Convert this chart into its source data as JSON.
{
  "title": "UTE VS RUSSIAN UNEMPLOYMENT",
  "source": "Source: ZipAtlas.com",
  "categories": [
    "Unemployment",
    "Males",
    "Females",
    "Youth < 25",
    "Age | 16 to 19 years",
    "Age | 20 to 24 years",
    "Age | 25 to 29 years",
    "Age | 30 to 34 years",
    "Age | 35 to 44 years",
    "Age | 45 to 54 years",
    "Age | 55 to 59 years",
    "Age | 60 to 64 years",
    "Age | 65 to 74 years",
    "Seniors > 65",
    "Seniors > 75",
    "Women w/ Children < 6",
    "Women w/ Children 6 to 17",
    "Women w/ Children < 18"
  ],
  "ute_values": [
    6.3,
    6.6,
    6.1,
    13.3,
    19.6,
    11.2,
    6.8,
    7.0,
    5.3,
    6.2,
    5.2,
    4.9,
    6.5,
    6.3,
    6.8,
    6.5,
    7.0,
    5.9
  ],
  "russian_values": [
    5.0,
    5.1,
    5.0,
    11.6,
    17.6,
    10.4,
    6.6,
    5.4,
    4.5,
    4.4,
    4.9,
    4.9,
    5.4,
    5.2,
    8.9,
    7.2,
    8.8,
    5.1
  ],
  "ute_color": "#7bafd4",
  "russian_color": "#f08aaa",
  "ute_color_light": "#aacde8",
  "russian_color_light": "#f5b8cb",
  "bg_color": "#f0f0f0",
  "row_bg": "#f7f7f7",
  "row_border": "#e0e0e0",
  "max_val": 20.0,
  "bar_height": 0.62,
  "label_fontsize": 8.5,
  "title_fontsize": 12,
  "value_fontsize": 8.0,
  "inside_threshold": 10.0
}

++++++++++

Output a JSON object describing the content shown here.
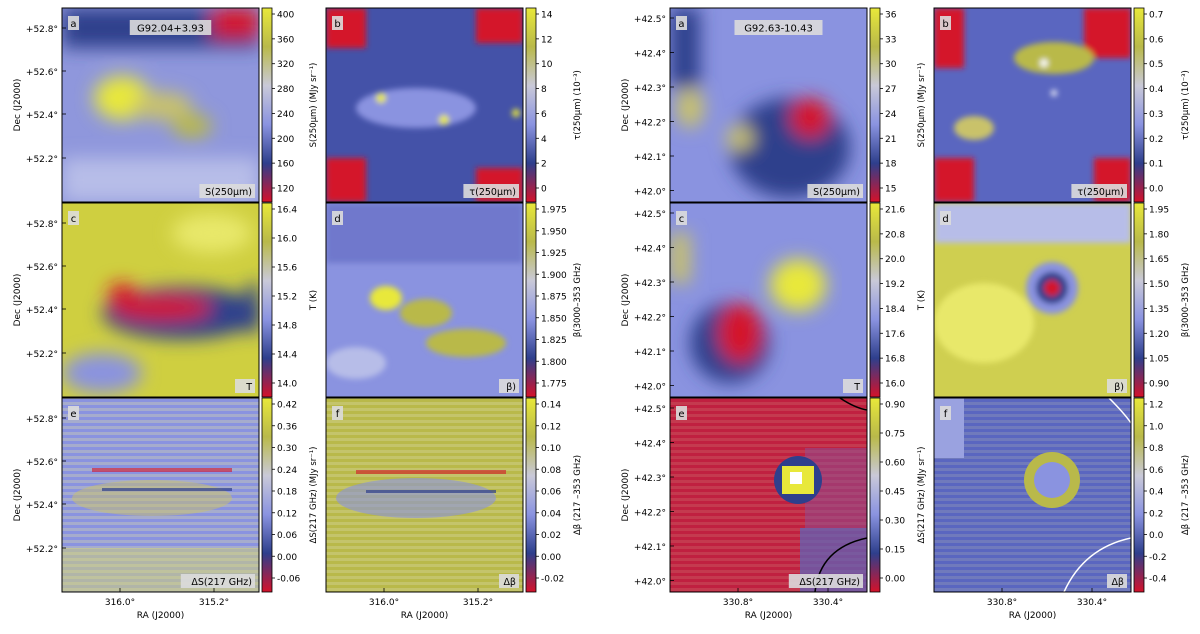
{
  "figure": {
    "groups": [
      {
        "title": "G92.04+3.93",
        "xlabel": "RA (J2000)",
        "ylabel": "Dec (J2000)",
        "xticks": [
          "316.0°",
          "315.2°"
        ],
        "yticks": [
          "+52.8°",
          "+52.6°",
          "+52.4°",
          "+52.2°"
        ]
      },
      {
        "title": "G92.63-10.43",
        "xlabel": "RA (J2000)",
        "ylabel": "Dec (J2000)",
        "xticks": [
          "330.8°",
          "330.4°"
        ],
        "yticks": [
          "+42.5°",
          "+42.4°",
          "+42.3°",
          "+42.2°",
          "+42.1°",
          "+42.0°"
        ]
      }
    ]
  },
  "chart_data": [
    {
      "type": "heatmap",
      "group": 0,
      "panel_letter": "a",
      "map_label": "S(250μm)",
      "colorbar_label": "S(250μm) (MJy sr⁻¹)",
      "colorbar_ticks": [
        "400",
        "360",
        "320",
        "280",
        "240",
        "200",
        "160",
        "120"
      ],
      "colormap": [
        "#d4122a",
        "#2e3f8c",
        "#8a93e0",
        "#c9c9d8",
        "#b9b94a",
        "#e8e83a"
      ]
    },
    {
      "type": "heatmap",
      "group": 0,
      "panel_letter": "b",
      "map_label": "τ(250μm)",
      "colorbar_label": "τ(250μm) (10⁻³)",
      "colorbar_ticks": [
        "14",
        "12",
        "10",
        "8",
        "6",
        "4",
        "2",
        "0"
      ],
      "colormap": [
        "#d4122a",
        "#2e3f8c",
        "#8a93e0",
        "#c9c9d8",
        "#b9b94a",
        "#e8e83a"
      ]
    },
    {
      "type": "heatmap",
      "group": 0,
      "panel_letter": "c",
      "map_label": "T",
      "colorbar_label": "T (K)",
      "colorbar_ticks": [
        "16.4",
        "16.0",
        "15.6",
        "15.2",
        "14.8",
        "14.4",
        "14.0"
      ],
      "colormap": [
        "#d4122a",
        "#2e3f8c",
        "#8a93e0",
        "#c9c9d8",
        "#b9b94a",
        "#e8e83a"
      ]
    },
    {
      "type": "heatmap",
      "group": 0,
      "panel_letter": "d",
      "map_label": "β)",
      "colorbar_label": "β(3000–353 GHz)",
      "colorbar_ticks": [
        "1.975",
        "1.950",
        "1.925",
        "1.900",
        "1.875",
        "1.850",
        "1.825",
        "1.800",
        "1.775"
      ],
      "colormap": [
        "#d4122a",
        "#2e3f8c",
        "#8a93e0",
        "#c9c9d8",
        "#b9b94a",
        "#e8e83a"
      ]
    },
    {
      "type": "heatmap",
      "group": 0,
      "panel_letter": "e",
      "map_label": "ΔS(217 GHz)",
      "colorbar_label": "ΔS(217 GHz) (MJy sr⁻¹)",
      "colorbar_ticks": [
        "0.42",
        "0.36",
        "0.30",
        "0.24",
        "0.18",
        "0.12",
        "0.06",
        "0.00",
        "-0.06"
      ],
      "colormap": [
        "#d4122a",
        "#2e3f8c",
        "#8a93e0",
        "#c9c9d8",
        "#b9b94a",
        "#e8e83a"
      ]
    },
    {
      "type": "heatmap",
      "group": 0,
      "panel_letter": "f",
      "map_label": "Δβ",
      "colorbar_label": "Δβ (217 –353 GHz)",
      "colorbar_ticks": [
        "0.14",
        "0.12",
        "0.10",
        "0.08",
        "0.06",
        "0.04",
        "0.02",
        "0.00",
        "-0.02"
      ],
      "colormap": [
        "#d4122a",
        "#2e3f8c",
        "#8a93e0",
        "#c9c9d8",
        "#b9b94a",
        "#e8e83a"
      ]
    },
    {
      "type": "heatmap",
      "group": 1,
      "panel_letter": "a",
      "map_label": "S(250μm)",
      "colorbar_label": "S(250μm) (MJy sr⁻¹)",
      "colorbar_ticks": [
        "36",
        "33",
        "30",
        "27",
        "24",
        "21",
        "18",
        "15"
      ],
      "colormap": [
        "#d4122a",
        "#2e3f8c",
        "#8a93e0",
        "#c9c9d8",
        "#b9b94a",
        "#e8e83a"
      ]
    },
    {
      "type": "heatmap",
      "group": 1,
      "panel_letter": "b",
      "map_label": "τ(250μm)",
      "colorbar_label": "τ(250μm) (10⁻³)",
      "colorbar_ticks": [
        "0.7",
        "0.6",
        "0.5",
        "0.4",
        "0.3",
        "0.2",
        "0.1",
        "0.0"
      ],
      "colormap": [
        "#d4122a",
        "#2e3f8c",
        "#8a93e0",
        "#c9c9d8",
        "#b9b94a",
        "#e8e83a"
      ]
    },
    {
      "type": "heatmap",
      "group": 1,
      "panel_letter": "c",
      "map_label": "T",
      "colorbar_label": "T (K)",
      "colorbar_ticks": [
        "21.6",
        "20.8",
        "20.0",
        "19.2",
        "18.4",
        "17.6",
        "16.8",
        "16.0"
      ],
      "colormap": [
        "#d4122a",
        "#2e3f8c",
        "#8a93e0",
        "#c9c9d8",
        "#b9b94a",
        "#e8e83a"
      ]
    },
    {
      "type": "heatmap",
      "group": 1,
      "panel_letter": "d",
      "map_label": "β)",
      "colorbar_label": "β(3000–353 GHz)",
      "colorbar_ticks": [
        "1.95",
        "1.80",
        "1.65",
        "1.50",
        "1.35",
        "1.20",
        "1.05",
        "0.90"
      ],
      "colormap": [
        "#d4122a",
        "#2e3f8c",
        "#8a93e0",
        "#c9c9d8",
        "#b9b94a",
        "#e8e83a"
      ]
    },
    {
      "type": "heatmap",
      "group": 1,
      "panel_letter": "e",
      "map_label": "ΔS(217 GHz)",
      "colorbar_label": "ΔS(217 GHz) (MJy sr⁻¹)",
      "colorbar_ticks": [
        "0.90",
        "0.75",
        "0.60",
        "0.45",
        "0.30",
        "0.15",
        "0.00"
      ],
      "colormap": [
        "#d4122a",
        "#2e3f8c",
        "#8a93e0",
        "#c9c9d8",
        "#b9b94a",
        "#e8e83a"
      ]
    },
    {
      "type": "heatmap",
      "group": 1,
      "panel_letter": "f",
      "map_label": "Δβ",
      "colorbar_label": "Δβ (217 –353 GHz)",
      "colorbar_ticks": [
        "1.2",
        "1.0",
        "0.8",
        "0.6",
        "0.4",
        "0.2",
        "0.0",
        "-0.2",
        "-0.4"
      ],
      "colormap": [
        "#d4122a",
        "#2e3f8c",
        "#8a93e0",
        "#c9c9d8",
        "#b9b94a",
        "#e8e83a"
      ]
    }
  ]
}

++++++++++

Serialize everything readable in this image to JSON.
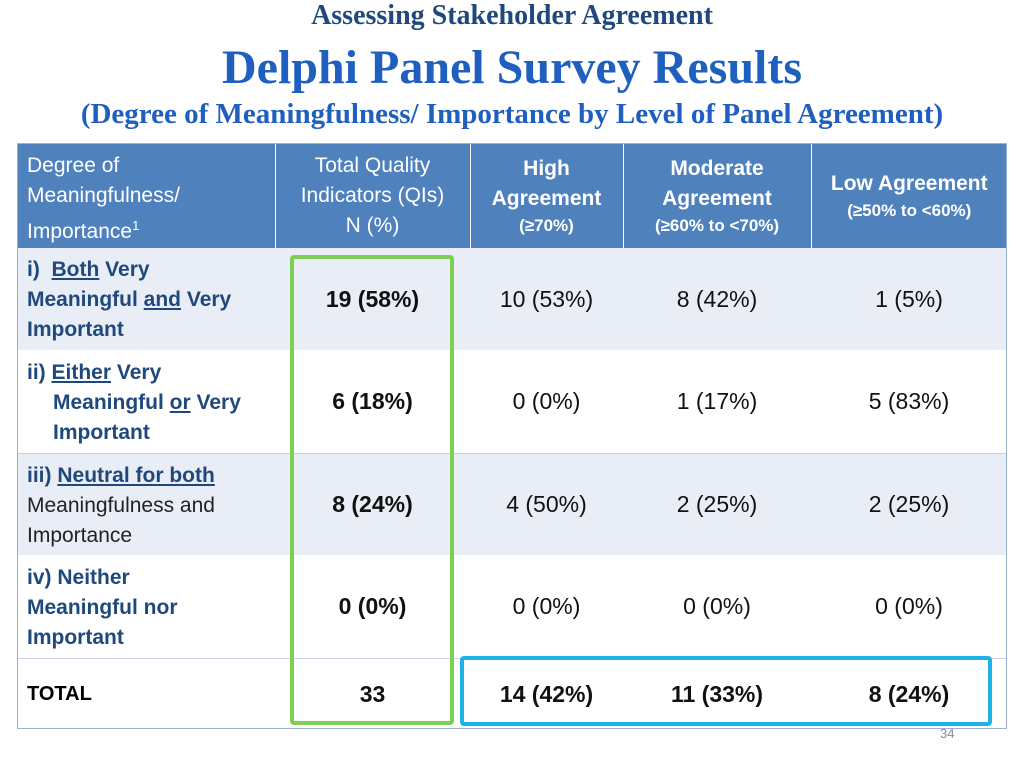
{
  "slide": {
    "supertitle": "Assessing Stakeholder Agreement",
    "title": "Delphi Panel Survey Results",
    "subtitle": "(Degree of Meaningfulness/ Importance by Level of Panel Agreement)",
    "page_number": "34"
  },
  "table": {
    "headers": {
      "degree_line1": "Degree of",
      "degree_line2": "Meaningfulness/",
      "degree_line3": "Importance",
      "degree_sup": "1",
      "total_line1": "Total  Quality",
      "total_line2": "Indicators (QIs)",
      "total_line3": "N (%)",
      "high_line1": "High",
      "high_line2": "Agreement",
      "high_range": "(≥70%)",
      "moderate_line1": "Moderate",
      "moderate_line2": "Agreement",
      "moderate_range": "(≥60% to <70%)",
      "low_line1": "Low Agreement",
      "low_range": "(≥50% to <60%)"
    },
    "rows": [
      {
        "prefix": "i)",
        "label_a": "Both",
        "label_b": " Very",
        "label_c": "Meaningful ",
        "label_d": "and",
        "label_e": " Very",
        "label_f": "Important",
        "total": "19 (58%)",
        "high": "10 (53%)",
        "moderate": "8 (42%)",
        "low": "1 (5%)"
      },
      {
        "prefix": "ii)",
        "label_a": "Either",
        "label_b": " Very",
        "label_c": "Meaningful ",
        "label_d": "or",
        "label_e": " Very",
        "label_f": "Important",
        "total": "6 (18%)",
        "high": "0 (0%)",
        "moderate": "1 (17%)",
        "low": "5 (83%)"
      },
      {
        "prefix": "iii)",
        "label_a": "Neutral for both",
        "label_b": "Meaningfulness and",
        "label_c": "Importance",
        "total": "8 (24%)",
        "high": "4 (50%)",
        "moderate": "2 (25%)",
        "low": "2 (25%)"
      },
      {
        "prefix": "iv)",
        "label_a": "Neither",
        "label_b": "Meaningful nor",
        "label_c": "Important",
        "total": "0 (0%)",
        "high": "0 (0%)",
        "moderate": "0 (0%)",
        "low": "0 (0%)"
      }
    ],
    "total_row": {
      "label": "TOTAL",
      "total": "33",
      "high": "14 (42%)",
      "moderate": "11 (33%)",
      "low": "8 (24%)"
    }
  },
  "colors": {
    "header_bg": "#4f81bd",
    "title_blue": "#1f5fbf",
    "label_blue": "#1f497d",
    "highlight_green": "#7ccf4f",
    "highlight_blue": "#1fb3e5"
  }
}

++++++++++

Prompt - Lines of the material that contain the word "years" are to be gathered.

Expected answer -
    "Age | 16 to 19 years",
    "Age | 20 to 24 years",
    "Age | 25 to 29 years",
    "Age | 30 to 34 years",
    "Age | 35 to 44 years",
    "Age | 45 to 54 years",
    "Age | 55 to 59 years",
    "Age | 60 to 64 years",
    "Age | 65 to 74 years",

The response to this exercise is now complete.